WORK TO COMPLETE =
Copy the passage on identity transformations below from "(if (zerop n)" up to and including "(defgeneric get-identity1 (proto-object))", renaming "xform" to "transform" throughout.

PAGE EXTRACT =
========================================================================

These variables could be used as defaults in our circuit design program to indicate the viewport is unperturbed.

Mathematically, we are interested in identity transformations because they’re very often the “base case” of many algorithms and procedures3. For instance, how would we write a function to make an $n$-fold transformation? For a rotation, it might look like this:

(defun n-fold-rotation (n rotation)
(make-instance 'rotation :angle (* n (rotation-angle rotation))))


It seems silly that we had to implement that for a specific class, and it seems silly that we ought to implement n-fold as a protocol function. Don’t we have the tools to do it generically? Isn’t that what our generic function combine is for? Yes… at least in principle.

(defun n-fold (n xform)
(if (zerop n)
'???
(combine xform (n-fold (1- n) xform))))


This procedure4 doesn’t account for the base case ??? which we need to fill in. What are our options here?

One option is to just not support the case of $n=0$, but that seems especially error prone because most idiomatic Common Lisp operators (e.g., expt, +, and) allow for zero or empty arguments. Another is to hard-code a typecase of some sort, but that defeats the point of having a grand object-oriented system. Our last resort option is to define one of two kinds of generic functions that act as getters.

;; Option #1
(defgeneric get-identity1 (proto-object))

(defmethod get-identity1 ((proto-object translation))
*identity-translation*)

;; Option #2
(defgeneric get-identity2 (class-name))

(defmethod get-identity2 ((class-name (eql 'translation)))
*identity-translation*)


Of course, imagine we’ve written these for all of our transformation classes.

Neither of these options is particularly satisfying. The function get-identity1 requires a manifested object of our desired type to be present (what if it’s not?); and get-identity2 requires a concrete class name at run-time. (Here, we’ll use run-time introspection to find the class name.) So, n-fold would be implemented as follows:

(defun n-fold1 (n xform)

========================================================================

DATA ROWS =
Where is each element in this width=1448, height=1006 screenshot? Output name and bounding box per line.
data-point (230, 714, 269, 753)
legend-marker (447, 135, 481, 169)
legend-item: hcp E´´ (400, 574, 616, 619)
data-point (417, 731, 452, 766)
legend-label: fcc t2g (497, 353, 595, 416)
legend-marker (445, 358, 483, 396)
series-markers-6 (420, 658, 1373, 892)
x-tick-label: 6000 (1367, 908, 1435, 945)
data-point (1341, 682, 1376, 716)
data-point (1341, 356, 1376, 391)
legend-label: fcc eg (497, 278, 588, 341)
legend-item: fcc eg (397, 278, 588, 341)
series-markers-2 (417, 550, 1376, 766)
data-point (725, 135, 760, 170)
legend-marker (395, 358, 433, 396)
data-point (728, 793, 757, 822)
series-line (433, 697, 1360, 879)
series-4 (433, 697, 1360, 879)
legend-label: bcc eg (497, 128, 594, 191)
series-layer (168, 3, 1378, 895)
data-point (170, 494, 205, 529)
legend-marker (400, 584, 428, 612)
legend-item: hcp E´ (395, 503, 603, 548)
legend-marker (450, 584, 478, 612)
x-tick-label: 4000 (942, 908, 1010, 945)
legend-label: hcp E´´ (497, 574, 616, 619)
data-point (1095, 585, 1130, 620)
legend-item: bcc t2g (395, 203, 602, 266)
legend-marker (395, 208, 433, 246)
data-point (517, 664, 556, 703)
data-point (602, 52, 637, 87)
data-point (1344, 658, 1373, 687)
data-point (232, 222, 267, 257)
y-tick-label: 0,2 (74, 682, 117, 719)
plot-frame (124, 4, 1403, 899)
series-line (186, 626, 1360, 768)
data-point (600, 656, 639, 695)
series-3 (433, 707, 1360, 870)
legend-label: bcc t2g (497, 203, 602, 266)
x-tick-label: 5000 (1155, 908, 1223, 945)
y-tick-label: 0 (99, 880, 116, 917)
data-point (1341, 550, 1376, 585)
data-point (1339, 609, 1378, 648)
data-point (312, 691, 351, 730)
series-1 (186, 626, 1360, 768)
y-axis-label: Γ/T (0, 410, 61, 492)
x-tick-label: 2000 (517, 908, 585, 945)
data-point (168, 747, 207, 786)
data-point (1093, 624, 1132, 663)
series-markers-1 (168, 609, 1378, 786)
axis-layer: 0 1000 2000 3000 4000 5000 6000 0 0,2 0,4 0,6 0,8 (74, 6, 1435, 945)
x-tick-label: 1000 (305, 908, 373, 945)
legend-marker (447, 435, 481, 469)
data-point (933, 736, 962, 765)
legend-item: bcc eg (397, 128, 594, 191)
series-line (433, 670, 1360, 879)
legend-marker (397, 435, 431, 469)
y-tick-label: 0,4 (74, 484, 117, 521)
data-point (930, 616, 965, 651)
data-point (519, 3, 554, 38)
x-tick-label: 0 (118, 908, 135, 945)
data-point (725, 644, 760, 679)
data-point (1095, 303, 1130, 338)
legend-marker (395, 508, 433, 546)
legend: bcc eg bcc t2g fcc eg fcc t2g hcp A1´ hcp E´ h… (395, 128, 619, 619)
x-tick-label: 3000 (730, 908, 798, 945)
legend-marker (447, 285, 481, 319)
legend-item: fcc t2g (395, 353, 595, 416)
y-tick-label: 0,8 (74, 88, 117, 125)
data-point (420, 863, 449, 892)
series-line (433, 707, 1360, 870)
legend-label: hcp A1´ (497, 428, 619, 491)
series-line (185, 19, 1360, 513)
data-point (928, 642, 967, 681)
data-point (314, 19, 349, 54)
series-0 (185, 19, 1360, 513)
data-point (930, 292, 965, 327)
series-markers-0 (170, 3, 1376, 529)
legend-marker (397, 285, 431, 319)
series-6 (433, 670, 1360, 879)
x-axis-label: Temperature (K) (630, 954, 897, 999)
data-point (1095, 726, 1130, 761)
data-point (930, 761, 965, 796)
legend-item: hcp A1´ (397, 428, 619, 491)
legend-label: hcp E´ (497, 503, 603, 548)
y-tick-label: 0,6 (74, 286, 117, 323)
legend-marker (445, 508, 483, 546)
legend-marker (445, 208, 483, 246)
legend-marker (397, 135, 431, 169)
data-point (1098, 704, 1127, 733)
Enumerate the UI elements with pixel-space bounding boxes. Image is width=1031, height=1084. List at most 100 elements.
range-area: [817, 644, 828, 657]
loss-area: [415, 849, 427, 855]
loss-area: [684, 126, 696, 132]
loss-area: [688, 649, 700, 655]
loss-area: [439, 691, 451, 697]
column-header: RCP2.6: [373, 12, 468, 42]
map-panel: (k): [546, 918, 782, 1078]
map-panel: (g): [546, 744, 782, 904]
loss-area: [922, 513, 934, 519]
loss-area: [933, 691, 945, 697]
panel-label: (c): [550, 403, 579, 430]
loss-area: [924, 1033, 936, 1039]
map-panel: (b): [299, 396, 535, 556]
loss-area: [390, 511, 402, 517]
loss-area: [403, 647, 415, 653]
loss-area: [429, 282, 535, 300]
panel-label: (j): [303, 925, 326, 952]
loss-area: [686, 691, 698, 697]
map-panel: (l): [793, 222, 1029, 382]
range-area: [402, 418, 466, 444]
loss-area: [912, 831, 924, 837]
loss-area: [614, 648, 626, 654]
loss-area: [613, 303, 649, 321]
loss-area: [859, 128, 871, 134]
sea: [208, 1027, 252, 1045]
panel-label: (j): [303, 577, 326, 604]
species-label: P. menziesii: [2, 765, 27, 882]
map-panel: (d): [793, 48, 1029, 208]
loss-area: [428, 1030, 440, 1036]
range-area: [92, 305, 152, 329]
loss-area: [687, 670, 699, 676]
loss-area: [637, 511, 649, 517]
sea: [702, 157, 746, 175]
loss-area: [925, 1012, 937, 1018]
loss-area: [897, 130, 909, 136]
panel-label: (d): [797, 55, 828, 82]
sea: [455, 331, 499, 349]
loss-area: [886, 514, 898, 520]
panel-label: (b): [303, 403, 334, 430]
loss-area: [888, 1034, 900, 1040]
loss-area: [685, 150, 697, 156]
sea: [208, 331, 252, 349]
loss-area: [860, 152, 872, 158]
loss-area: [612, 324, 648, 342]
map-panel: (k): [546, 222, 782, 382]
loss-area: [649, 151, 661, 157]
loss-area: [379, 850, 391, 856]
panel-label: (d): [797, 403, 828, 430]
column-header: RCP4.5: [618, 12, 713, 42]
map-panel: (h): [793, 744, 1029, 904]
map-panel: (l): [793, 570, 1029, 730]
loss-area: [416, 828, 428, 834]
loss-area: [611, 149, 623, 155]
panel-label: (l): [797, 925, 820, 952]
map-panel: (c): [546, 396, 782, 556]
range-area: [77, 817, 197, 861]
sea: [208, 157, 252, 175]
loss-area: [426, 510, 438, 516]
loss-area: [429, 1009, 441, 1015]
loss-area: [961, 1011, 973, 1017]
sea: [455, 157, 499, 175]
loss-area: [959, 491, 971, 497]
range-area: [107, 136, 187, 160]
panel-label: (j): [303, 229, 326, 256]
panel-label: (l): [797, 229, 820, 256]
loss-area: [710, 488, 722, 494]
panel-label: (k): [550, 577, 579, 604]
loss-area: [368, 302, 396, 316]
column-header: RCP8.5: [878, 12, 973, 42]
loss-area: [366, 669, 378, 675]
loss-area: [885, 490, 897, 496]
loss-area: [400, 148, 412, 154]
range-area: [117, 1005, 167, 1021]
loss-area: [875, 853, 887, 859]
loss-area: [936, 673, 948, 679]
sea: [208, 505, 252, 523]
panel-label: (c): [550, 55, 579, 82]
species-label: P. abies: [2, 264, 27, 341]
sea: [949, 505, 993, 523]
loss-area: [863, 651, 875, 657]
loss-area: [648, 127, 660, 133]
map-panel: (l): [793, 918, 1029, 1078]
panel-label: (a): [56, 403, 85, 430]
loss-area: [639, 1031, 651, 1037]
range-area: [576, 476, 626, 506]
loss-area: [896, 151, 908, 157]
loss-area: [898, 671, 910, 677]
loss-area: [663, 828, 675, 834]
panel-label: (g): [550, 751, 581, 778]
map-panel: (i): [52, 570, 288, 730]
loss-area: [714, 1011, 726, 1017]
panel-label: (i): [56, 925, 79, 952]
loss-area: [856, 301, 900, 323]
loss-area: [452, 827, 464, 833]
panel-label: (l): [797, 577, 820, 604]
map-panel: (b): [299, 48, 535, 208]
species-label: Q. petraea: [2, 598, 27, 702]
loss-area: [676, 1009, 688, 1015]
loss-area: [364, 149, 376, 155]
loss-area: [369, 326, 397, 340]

========================================================================

ANSWER TO THIS TASK =
(if (zerop n)
'???
(combine transform (n-fold (1- n) transform))))


This procedure4 doesn’t account for the base case ??? which we need to fill in. What are our options here?

One option is to just not support the case of $n=0$, but that seems especially error prone because most idiomatic Common Lisp operators (e.g., expt, +, and) allow for zero or empty arguments. Another is to hard-code a typecase of some sort, but that defeats the point of having a grand object-oriented system. Our last resort option is to define one of two kinds of generic functions that act as getters.

;; Option #1
(defgeneric get-identity1 (proto-object))